Copy out all the records, word for word.

======== DATA FOR PROCESSING ========

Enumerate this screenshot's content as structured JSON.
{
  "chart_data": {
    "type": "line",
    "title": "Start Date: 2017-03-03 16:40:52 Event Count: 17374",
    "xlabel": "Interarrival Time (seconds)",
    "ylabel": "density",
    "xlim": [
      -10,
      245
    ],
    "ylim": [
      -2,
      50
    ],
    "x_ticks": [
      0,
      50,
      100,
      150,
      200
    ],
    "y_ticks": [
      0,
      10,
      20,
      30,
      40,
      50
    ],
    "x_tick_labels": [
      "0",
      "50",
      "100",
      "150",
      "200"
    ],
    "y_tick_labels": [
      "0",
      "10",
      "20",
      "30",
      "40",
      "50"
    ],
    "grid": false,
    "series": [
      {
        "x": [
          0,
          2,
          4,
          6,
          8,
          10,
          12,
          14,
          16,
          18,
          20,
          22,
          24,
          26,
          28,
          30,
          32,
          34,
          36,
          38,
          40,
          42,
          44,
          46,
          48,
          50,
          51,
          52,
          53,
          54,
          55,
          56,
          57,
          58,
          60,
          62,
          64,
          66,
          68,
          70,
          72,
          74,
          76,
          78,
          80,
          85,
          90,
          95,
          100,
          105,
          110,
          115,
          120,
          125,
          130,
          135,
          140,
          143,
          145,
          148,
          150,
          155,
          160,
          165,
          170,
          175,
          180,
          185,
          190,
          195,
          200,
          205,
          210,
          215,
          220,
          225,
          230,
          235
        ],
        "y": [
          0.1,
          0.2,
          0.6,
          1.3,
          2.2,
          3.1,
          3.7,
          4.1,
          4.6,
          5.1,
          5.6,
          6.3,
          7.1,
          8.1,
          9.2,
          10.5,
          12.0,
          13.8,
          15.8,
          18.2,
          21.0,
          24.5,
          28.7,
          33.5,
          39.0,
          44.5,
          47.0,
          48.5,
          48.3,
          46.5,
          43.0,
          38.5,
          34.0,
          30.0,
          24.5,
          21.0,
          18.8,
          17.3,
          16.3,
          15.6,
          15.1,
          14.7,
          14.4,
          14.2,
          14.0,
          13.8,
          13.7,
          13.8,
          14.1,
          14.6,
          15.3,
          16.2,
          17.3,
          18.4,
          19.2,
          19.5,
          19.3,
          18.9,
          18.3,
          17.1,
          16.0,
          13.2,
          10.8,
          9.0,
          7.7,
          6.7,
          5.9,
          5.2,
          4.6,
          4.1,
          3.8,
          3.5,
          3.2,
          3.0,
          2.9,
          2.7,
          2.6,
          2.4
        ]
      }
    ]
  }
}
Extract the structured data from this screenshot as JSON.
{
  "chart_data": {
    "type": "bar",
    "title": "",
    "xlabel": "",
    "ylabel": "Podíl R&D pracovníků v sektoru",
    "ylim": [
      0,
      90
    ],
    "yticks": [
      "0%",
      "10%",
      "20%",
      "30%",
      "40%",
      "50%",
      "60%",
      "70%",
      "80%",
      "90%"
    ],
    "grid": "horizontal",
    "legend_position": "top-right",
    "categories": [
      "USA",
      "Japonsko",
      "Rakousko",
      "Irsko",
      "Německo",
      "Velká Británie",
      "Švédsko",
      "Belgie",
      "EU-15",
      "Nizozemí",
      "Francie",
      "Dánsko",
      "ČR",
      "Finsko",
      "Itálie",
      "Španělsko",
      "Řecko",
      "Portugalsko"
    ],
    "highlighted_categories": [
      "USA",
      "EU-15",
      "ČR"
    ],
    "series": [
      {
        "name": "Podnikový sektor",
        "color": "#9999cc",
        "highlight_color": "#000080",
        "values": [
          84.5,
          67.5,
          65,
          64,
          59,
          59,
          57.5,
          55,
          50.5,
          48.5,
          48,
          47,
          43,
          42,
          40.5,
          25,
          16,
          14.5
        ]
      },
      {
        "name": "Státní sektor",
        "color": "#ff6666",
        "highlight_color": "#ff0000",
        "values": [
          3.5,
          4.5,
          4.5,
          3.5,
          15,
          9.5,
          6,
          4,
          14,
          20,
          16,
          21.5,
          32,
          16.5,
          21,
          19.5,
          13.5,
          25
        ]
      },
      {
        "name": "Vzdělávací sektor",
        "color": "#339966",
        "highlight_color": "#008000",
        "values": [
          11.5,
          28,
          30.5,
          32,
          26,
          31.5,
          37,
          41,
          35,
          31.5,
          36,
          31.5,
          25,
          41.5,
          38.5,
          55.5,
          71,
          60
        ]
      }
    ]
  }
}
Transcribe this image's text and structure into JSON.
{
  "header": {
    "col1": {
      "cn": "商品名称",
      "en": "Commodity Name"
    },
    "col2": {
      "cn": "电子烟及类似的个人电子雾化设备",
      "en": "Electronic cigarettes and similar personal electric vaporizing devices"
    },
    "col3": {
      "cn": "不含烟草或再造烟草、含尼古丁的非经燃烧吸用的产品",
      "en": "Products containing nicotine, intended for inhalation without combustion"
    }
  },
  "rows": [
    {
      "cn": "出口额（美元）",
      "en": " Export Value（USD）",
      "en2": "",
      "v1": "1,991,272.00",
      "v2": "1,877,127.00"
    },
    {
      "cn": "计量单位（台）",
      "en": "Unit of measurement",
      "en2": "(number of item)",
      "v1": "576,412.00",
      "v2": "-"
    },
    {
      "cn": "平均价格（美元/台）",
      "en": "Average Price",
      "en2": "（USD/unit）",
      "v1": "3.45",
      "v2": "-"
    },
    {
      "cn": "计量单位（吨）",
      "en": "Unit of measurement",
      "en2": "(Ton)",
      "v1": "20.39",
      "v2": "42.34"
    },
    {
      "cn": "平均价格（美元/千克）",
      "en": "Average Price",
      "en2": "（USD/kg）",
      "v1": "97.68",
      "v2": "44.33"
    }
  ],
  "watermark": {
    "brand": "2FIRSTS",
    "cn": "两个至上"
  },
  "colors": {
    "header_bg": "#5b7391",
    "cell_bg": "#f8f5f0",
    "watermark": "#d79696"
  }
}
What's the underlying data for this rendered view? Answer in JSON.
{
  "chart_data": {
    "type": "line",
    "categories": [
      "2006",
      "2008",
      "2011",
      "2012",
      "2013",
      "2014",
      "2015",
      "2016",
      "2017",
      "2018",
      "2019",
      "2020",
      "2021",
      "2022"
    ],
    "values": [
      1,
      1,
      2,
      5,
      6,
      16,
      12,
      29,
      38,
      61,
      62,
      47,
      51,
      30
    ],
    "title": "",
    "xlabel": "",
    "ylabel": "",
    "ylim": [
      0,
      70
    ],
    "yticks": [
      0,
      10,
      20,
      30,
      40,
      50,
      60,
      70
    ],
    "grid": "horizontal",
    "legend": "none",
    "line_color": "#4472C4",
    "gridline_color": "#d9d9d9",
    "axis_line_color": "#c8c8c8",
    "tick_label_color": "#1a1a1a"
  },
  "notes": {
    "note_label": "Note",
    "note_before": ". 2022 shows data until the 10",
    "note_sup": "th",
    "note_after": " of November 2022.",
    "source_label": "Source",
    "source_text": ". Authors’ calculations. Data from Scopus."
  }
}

========

◆ **FINAL RESULT**
Enumerate this screenshot's content as structured JSON.
{
  "chart_data": {
    "type": "line",
    "title": "Start Date: 2017-03-03 16:40:52 Event Count: 17374",
    "xlabel": "Interarrival Time (seconds)",
    "ylabel": "density",
    "xlim": [
      -10,
      245
    ],
    "ylim": [
      -2,
      50
    ],
    "x_ticks": [
      0,
      50,
      100,
      150,
      200
    ],
    "y_ticks": [
      0,
      10,
      20,
      30,
      40,
      50
    ],
    "x_tick_labels": [
      "0",
      "50",
      "100",
      "150",
      "200"
    ],
    "y_tick_labels": [
      "0",
      "10",
      "20",
      "30",
      "40",
      "50"
    ],
    "grid": false,
    "series": [
      {
        "x": [
          0,
          2,
          4,
          6,
          8,
          10,
          12,
          14,
          16,
          18,
          20,
          22,
          24,
          26,
          28,
          30,
          32,
          34,
          36,
          38,
          40,
          42,
          44,
          46,
          48,
          50,
          51,
          52,
          53,
          54,
          55,
          56,
          57,
          58,
          60,
          62,
          64,
          66,
          68,
          70,
          72,
          74,
          76,
          78,
          80,
          85,
          90,
          95,
          100,
          105,
          110,
          115,
          120,
          125,
          130,
          135,
          140,
          143,
          145,
          148,
          150,
          155,
          160,
          165,
          170,
          175,
          180,
          185,
          190,
          195,
          200,
          205,
          210,
          215,
          220,
          225,
          230,
          235
        ],
        "y": [
          0.1,
          0.2,
          0.6,
          1.3,
          2.2,
          3.1,
          3.7,
          4.1,
          4.6,
          5.1,
          5.6,
          6.3,
          7.1,
          8.1,
          9.2,
          10.5,
          12.0,
          13.8,
          15.8,
          18.2,
          21.0,
          24.5,
          28.7,
          33.5,
          39.0,
          44.5,
          47.0,
          48.5,
          48.3,
          46.5,
          43.0,
          38.5,
          34.0,
          30.0,
          24.5,
          21.0,
          18.8,
          17.3,
          16.3,
          15.6,
          15.1,
          14.7,
          14.4,
          14.2,
          14.0,
          13.8,
          13.7,
          13.8,
          14.1,
          14.6,
          15.3,
          16.2,
          17.3,
          18.4,
          19.2,
          19.5,
          19.3,
          18.9,
          18.3,
          17.1,
          16.0,
          13.2,
          10.8,
          9.0,
          7.7,
          6.7,
          5.9,
          5.2,
          4.6,
          4.1,
          3.8,
          3.5,
          3.2,
          3.0,
          2.9,
          2.7,
          2.6,
          2.4
        ]
      }
    ]
  }
}
Extract the structured data from this screenshot as JSON.
{
  "chart_data": {
    "type": "bar",
    "title": "",
    "xlabel": "",
    "ylabel": "Podíl R&D pracovníků v sektoru",
    "ylim": [
      0,
      90
    ],
    "yticks": [
      "0%",
      "10%",
      "20%",
      "30%",
      "40%",
      "50%",
      "60%",
      "70%",
      "80%",
      "90%"
    ],
    "grid": "horizontal",
    "legend_position": "top-right",
    "categories": [
      "USA",
      "Japonsko",
      "Rakousko",
      "Irsko",
      "Německo",
      "Velká Británie",
      "Švédsko",
      "Belgie",
      "EU-15",
      "Nizozemí",
      "Francie",
      "Dánsko",
      "ČR",
      "Finsko",
      "Itálie",
      "Španělsko",
      "Řecko",
      "Portugalsko"
    ],
    "highlighted_categories": [
      "USA",
      "EU-15",
      "ČR"
    ],
    "series": [
      {
        "name": "Podnikový sektor",
        "color": "#9999cc",
        "highlight_color": "#000080",
        "values": [
          84.5,
          67.5,
          65,
          64,
          59,
          59,
          57.5,
          55,
          50.5,
          48.5,
          48,
          47,
          43,
          42,
          40.5,
          25,
          16,
          14.5
        ]
      },
      {
        "name": "Státní sektor",
        "color": "#ff6666",
        "highlight_color": "#ff0000",
        "values": [
          3.5,
          4.5,
          4.5,
          3.5,
          15,
          9.5,
          6,
          4,
          14,
          20,
          16,
          21.5,
          32,
          16.5,
          21,
          19.5,
          13.5,
          25
        ]
      },
      {
        "name": "Vzdělávací sektor",
        "color": "#339966",
        "highlight_color": "#008000",
        "values": [
          11.5,
          28,
          30.5,
          32,
          26,
          31.5,
          37,
          41,
          35,
          31.5,
          36,
          31.5,
          25,
          41.5,
          38.5,
          55.5,
          71,
          60
        ]
      }
    ]
  }
}
Transcribe this image's text and structure into JSON.
{
  "header": {
    "col1": {
      "cn": "商品名称",
      "en": "Commodity Name"
    },
    "col2": {
      "cn": "电子烟及类似的个人电子雾化设备",
      "en": "Electronic cigarettes and similar personal electric vaporizing devices"
    },
    "col3": {
      "cn": "不含烟草或再造烟草、含尼古丁的非经燃烧吸用的产品",
      "en": "Products containing nicotine, intended for inhalation without combustion"
    }
  },
  "rows": [
    {
      "cn": "出口额（美元）",
      "en": " Export Value（USD）",
      "en2": "",
      "v1": "1,991,272.00",
      "v2": "1,877,127.00"
    },
    {
      "cn": "计量单位（台）",
      "en": "Unit of measurement",
      "en2": "(number of item)",
      "v1": "576,412.00",
      "v2": "-"
    },
    {
      "cn": "平均价格（美元/台）",
      "en": "Average Price",
      "en2": "（USD/unit）",
      "v1": "3.45",
      "v2": "-"
    },
    {
      "cn": "计量单位（吨）",
      "en": "Unit of measurement",
      "en2": "(Ton)",
      "v1": "20.39",
      "v2": "42.34"
    },
    {
      "cn": "平均价格（美元/千克）",
      "en": "Average Price",
      "en2": "（USD/kg）",
      "v1": "97.68",
      "v2": "44.33"
    }
  ],
  "watermark": {
    "brand": "2FIRSTS",
    "cn": "两个至上"
  },
  "colors": {
    "header_bg": "#5b7391",
    "cell_bg": "#f8f5f0",
    "watermark": "#d79696"
  }
}
What's the underlying data for this rendered view? Answer in JSON.
{
  "chart_data": {
    "type": "line",
    "categories": [
      "2006",
      "2008",
      "2011",
      "2012",
      "2013",
      "2014",
      "2015",
      "2016",
      "2017",
      "2018",
      "2019",
      "2020",
      "2021",
      "2022"
    ],
    "values": [
      1,
      1,
      2,
      5,
      6,
      16,
      12,
      29,
      38,
      61,
      62,
      47,
      51,
      30
    ],
    "title": "",
    "xlabel": "",
    "ylabel": "",
    "ylim": [
      0,
      70
    ],
    "yticks": [
      0,
      10,
      20,
      30,
      40,
      50,
      60,
      70
    ],
    "grid": "horizontal",
    "legend": "none",
    "line_color": "#4472C4",
    "gridline_color": "#d9d9d9",
    "axis_line_color": "#c8c8c8",
    "tick_label_color": "#1a1a1a"
  },
  "notes": {
    "note_label": "Note",
    "note_before": ". 2022 shows data until the 10",
    "note_sup": "th",
    "note_after": " of November 2022.",
    "source_label": "Source",
    "source_text": ". Authors’ calculations. Data from Scopus."
  }
}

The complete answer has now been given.